▶ _TASK DATA_:
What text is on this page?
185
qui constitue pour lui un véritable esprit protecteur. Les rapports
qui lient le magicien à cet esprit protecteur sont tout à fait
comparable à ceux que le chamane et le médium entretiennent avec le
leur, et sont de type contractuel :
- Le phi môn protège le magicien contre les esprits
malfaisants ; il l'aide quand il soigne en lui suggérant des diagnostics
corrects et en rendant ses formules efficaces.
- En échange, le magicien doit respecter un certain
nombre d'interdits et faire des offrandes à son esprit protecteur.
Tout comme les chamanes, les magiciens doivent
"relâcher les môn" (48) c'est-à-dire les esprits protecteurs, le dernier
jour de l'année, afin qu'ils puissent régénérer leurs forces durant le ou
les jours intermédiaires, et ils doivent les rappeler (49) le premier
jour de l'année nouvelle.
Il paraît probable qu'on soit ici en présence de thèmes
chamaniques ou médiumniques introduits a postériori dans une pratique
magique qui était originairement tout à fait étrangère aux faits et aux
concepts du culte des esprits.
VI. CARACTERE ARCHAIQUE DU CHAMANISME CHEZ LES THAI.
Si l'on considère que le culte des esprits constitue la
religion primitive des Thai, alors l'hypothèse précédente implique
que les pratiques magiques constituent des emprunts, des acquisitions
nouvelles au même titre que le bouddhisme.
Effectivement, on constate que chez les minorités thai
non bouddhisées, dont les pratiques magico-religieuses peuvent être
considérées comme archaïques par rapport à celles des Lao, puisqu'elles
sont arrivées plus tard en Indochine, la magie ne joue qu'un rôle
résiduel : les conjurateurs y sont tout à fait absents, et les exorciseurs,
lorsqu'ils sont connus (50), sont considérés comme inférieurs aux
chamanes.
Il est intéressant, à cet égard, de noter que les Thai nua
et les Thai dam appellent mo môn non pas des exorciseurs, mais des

--

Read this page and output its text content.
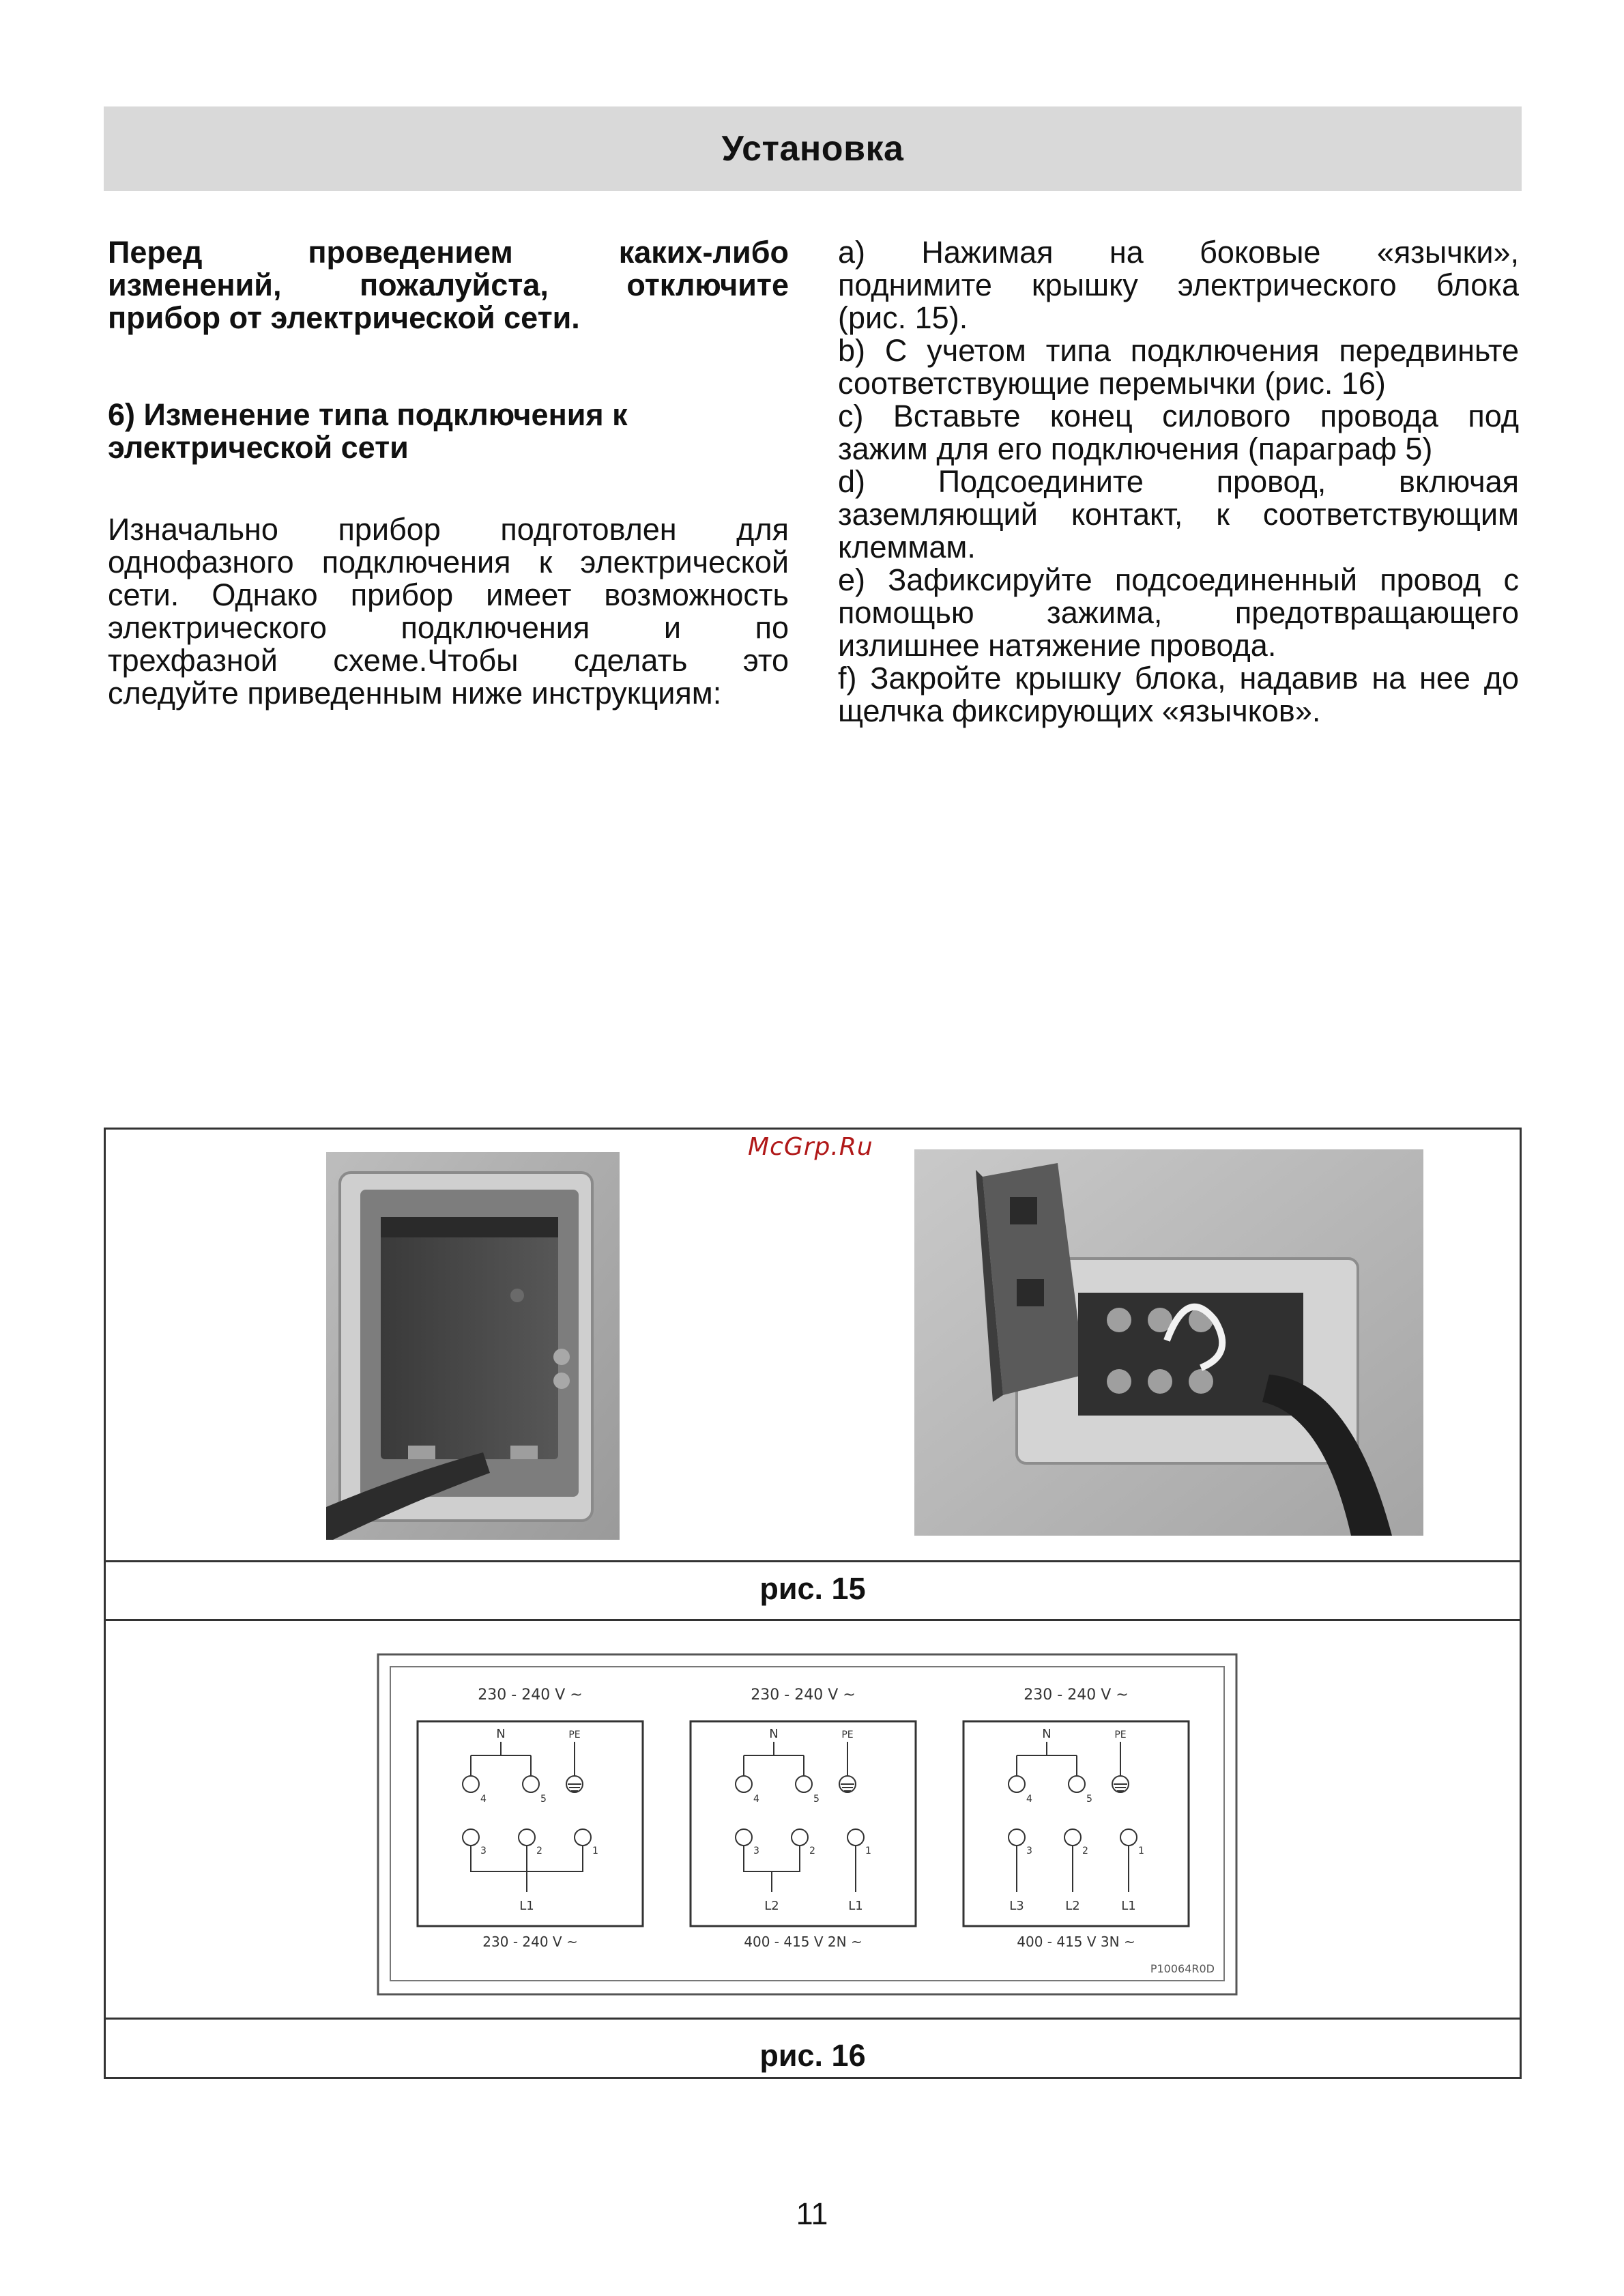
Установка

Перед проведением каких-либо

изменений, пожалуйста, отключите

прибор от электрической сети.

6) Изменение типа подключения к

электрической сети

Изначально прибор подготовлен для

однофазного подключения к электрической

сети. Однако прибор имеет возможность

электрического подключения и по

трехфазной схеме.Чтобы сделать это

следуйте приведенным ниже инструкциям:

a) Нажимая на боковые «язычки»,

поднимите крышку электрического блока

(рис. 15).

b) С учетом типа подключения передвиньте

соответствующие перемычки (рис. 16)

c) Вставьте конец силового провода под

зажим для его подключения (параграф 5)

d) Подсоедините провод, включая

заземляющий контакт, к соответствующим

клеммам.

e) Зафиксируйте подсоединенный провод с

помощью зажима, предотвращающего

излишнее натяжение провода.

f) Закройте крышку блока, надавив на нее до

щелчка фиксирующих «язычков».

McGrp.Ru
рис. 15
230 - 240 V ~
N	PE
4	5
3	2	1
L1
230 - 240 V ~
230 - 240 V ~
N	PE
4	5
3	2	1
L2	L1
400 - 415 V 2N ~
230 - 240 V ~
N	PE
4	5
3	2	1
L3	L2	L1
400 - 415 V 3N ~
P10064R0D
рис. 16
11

▶ _AIM_: In the data above, tally the lines holding "this" and answer with the figure only.

▶ _REPLY TO THE EXERCISE_: 2